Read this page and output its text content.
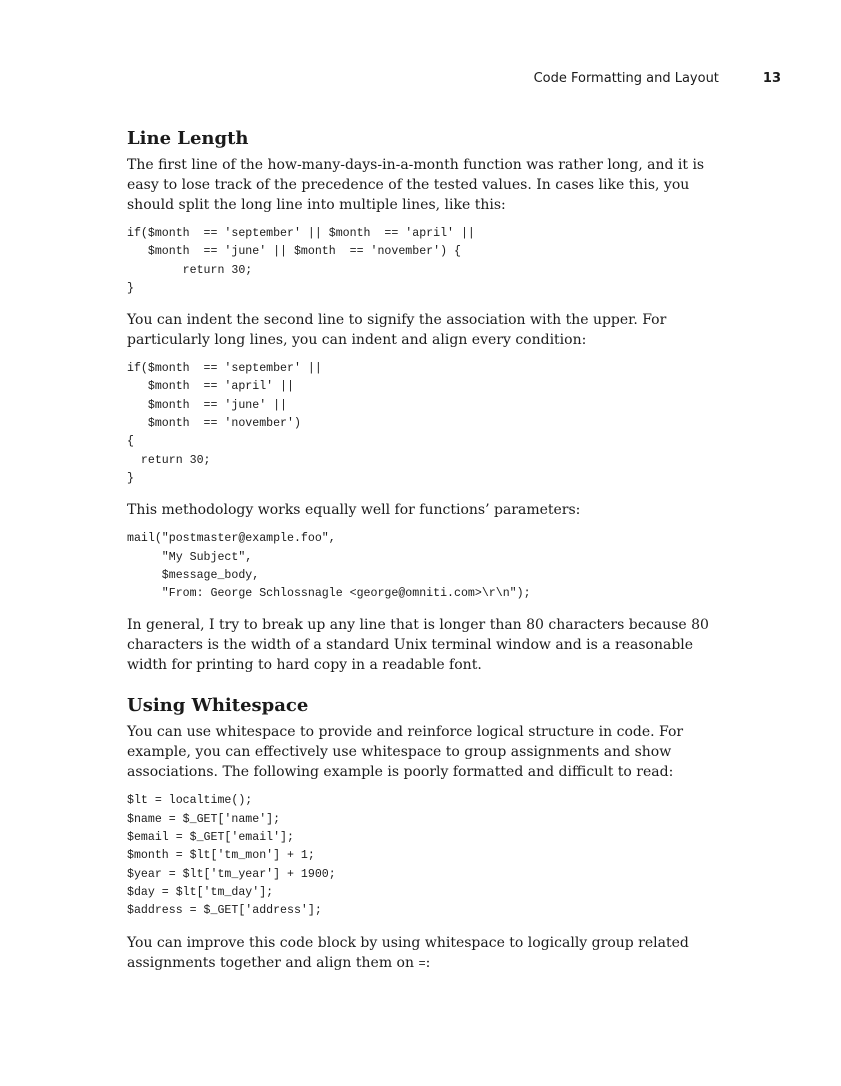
Code Formatting and Layout	13
Line Length

The first line of the how-many-days-in-a-month function was rather long, and it is easy to lose track of the precedence of the tested values. In cases like this, you should split the long line into multiple lines, like this:

if($month  == 'september' || $month  == 'april' ||
$month  == 'june' || $month  == 'november') {
return 30;
}

You can indent the second line to signify the association with the upper. For particularly long lines, you can indent and align every condition:

if($month  == 'september' ||
$month  == 'april' ||
$month  == 'june' ||
$month  == 'november')
{
return 30;
}

This methodology works equally well for functions’ parameters:

mail("postmaster@example.foo",
"My Subject",
$message_body,
"From: George Schlossnagle <george@omniti.com>\r\n");

In general, I try to break up any line that is longer than 80 characters because 80 characters is the width of a standard Unix terminal window and is a reasonable width for printing to hard copy in a readable font.

Using Whitespace

You can use whitespace to provide and reinforce logical structure in code. For example, you can effectively use whitespace to group assignments and show associations. The following example is poorly formatted and difficult to read:

$lt = localtime();
$name = $_GET['name'];
$email = $_GET['email'];
$month = $lt['tm_mon'] + 1;
$year = $lt['tm_year'] + 1900;
$day = $lt['tm_day'];
$address = $_GET['address'];

You can improve this code block by using whitespace to logically group related assignments together and align them on =:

# [WORK TO COMPLETE]
Go through the records and pull out each line that includes the word "november".

# [SOLUTION TO THIS TASK]
$month  == 'june' || $month  == 'november') {
$month  == 'november')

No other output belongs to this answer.